> Your objective: Copy all the data exactly, except the pictures.

+--

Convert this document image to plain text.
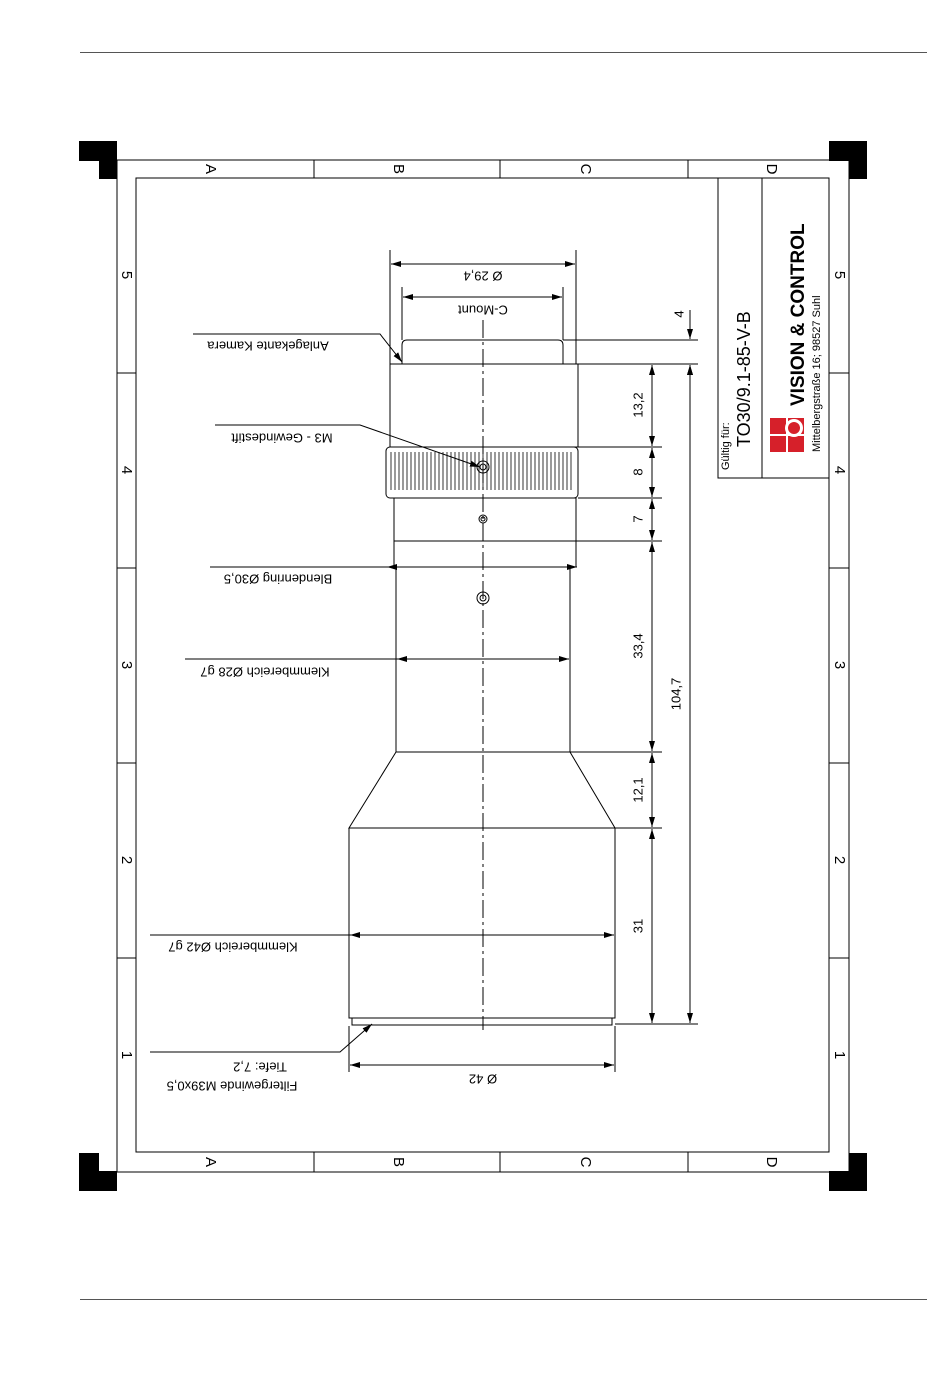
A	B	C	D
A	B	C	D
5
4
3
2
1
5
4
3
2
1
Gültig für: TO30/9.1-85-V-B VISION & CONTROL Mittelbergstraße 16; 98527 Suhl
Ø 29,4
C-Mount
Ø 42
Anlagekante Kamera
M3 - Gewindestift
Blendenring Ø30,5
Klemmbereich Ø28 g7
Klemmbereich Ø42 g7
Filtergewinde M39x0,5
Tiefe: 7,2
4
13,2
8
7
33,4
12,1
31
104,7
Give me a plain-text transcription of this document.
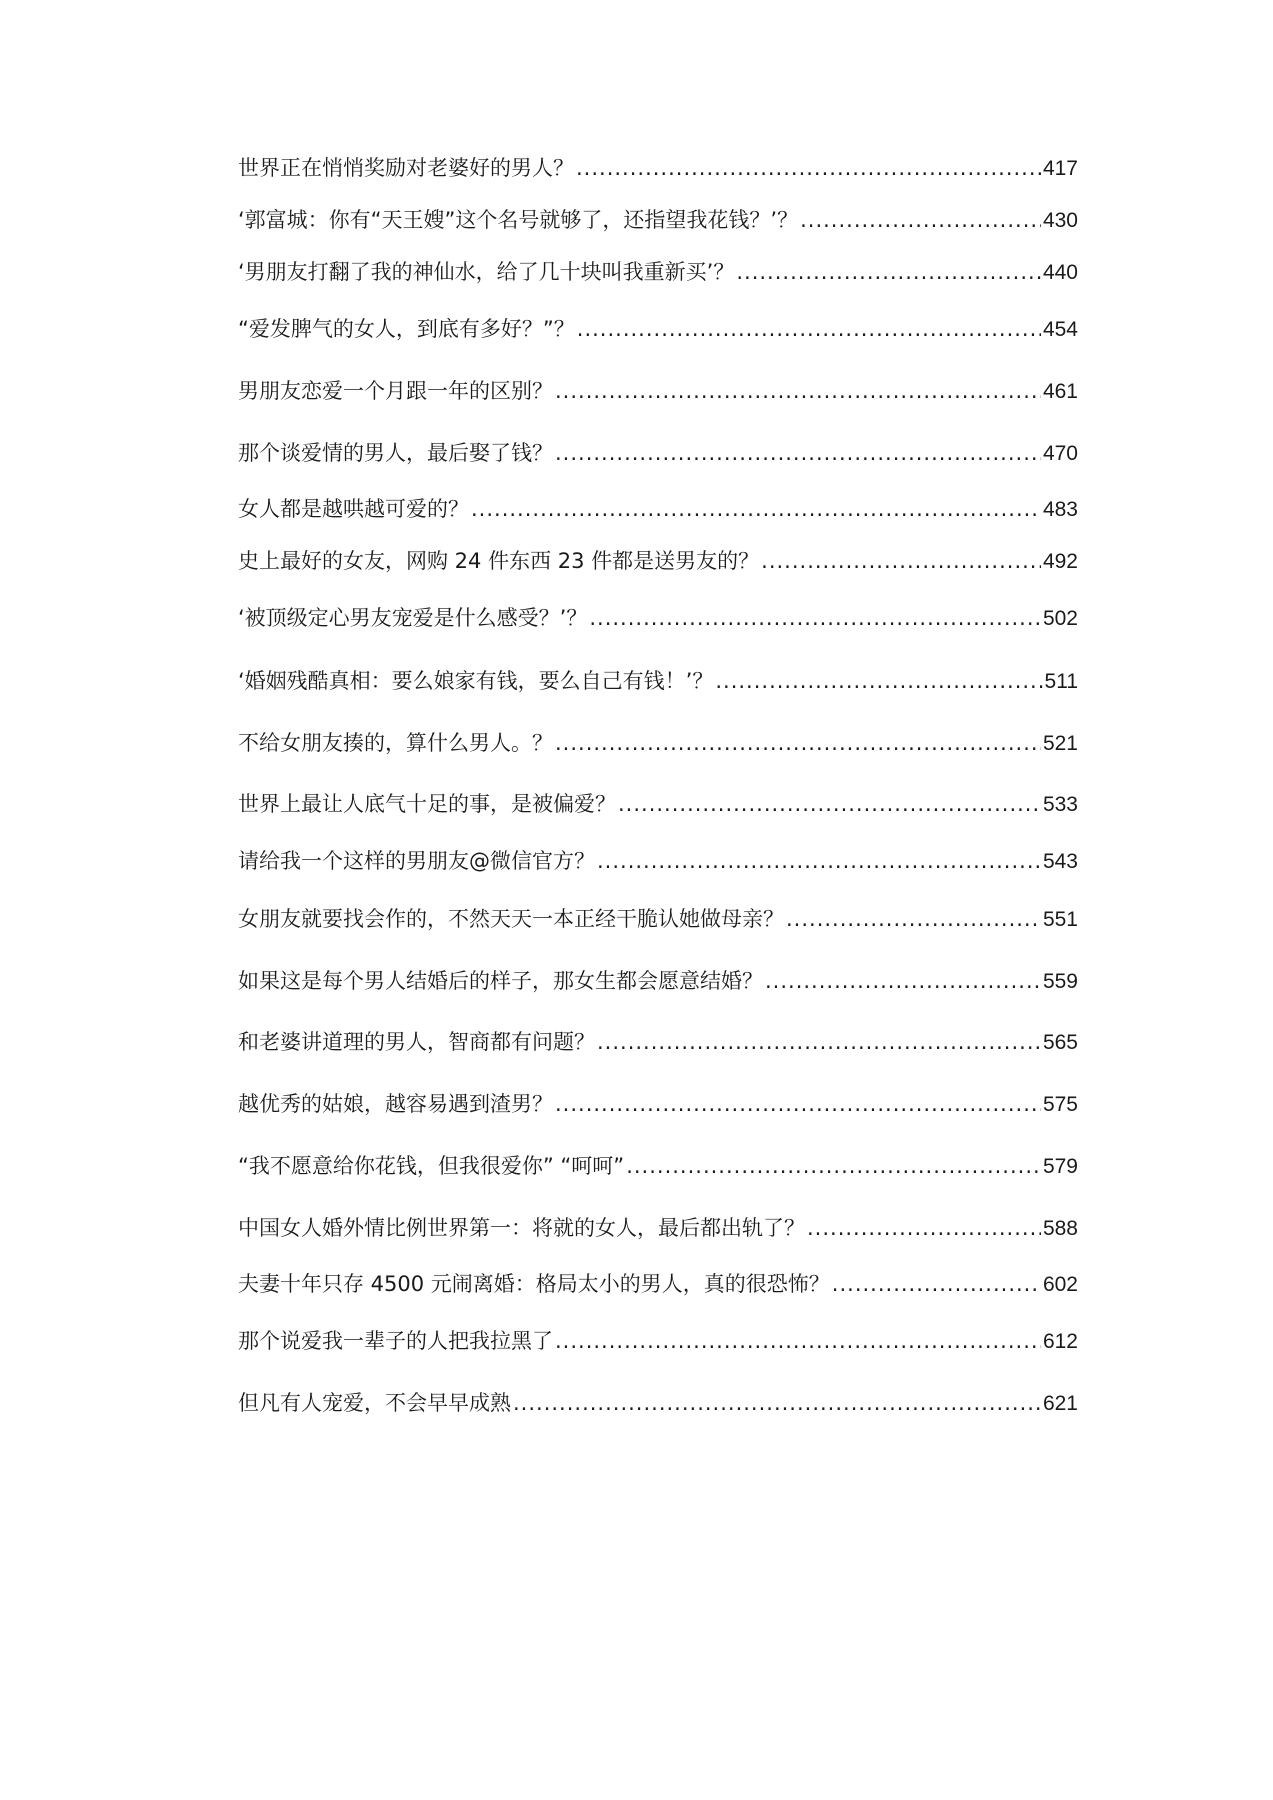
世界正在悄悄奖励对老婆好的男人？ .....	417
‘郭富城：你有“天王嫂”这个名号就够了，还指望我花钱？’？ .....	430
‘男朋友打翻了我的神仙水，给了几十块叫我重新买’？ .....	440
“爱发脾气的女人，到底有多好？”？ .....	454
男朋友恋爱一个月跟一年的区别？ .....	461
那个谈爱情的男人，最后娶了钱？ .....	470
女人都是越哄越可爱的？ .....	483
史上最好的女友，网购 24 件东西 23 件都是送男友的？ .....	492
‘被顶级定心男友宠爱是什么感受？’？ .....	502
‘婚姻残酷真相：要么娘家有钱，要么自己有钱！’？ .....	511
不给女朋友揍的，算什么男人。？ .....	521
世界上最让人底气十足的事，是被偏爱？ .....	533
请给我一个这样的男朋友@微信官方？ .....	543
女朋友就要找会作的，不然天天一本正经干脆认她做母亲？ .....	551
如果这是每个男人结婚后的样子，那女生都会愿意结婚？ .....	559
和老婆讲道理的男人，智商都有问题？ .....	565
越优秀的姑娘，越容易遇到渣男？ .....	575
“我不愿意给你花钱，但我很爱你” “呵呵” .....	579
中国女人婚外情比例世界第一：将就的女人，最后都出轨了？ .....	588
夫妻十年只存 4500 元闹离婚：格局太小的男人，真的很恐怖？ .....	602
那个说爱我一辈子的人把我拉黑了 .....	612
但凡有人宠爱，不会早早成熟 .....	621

+--

> Task answer:
Convert this document image to plain text.
A	B	C	D
A	B	C	D
5
4
3
2
1
5
4
3
2
1
Gültig für: TO30/9.1-85-V-B VISION & CONTROL Mittelbergstraße 16; 98527 Suhl
Ø 29,4
C-Mount
Ø 42
Anlagekante Kamera
M3 - Gewindestift
Blendenring Ø30,5
Klemmbereich Ø28 g7
Klemmbereich Ø42 g7
Filtergewinde M39x0,5
Tiefe: 7,2
4
13,2
8
7
33,4
12,1
31
104,7
Give me a plain-text transcription of this document.
世界正在悄悄奖励对老婆好的男人？ .....	417
‘郭富城：你有“天王嫂”这个名号就够了，还指望我花钱？’？ .....	430
‘男朋友打翻了我的神仙水，给了几十块叫我重新买’？ .....	440
“爱发脾气的女人，到底有多好？”？ .....	454
男朋友恋爱一个月跟一年的区别？ .....	461
那个谈爱情的男人，最后娶了钱？ .....	470
女人都是越哄越可爱的？ .....	483
史上最好的女友，网购 24 件东西 23 件都是送男友的？ .....	492
‘被顶级定心男友宠爱是什么感受？’？ .....	502
‘婚姻残酷真相：要么娘家有钱，要么自己有钱！’？ .....	511
不给女朋友揍的，算什么男人。？ .....	521
世界上最让人底气十足的事，是被偏爱？ .....	533
请给我一个这样的男朋友@微信官方？ .....	543
女朋友就要找会作的，不然天天一本正经干脆认她做母亲？ .....	551
如果这是每个男人结婚后的样子，那女生都会愿意结婚？ .....	559
和老婆讲道理的男人，智商都有问题？ .....	565
越优秀的姑娘，越容易遇到渣男？ .....	575
“我不愿意给你花钱，但我很爱你” “呵呵” .....	579
中国女人婚外情比例世界第一：将就的女人，最后都出轨了？ .....	588
夫妻十年只存 4500 元闹离婚：格局太小的男人，真的很恐怖？ .....	602
那个说爱我一辈子的人把我拉黑了 .....	612
但凡有人宠爱，不会早早成熟 .....	621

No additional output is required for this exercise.